Exactly reproduce the lines that follow.

Extracted records:
- - - -

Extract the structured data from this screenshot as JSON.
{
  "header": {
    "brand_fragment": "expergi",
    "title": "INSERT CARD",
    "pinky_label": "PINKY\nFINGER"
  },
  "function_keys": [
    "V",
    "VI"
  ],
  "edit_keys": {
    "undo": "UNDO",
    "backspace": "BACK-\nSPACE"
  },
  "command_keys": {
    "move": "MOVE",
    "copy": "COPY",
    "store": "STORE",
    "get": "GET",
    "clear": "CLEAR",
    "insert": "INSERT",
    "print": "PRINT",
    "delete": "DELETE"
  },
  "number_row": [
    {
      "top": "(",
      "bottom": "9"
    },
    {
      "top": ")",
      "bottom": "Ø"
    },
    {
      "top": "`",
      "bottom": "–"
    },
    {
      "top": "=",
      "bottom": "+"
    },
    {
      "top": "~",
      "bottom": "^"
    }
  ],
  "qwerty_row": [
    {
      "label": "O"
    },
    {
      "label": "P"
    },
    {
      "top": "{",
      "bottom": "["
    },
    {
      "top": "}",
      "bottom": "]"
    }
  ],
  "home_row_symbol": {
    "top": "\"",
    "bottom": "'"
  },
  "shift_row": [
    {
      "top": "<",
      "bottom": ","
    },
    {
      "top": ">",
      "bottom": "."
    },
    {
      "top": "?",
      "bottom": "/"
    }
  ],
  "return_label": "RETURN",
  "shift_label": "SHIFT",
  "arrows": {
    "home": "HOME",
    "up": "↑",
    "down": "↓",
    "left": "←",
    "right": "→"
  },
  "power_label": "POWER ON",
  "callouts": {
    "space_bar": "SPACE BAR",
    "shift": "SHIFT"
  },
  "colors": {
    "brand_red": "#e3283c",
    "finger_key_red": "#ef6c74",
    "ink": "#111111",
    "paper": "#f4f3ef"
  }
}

- - - -

**Solution to the problem:**
Extract the structured data from this screenshot as JSON.
{
  "header": {
    "brand_fragment": "expergi",
    "title": "INSERT CARD",
    "pinky_label": "PINKY\nFINGER"
  },
  "function_keys": [
    "V",
    "VI"
  ],
  "edit_keys": {
    "undo": "UNDO",
    "backspace": "BACK-\nSPACE"
  },
  "command_keys": {
    "move": "MOVE",
    "copy": "COPY",
    "store": "STORE",
    "get": "GET",
    "clear": "CLEAR",
    "insert": "INSERT",
    "print": "PRINT",
    "delete": "DELETE"
  },
  "number_row": [
    {
      "top": "(",
      "bottom": "9"
    },
    {
      "top": ")",
      "bottom": "Ø"
    },
    {
      "top": "`",
      "bottom": "–"
    },
    {
      "top": "=",
      "bottom": "+"
    },
    {
      "top": "~",
      "bottom": "^"
    }
  ],
  "qwerty_row": [
    {
      "label": "O"
    },
    {
      "label": "P"
    },
    {
      "top": "{",
      "bottom": "["
    },
    {
      "top": "}",
      "bottom": "]"
    }
  ],
  "home_row_symbol": {
    "top": "\"",
    "bottom": "'"
  },
  "shift_row": [
    {
      "top": "<",
      "bottom": ","
    },
    {
      "top": ">",
      "bottom": "."
    },
    {
      "top": "?",
      "bottom": "/"
    }
  ],
  "return_label": "RETURN",
  "shift_label": "SHIFT",
  "arrows": {
    "home": "HOME",
    "up": "↑",
    "down": "↓",
    "left": "←",
    "right": "→"
  },
  "power_label": "POWER ON",
  "callouts": {
    "space_bar": "SPACE BAR",
    "shift": "SHIFT"
  },
  "colors": {
    "brand_red": "#e3283c",
    "finger_key_red": "#ef6c74",
    "ink": "#111111",
    "paper": "#f4f3ef"
  }
}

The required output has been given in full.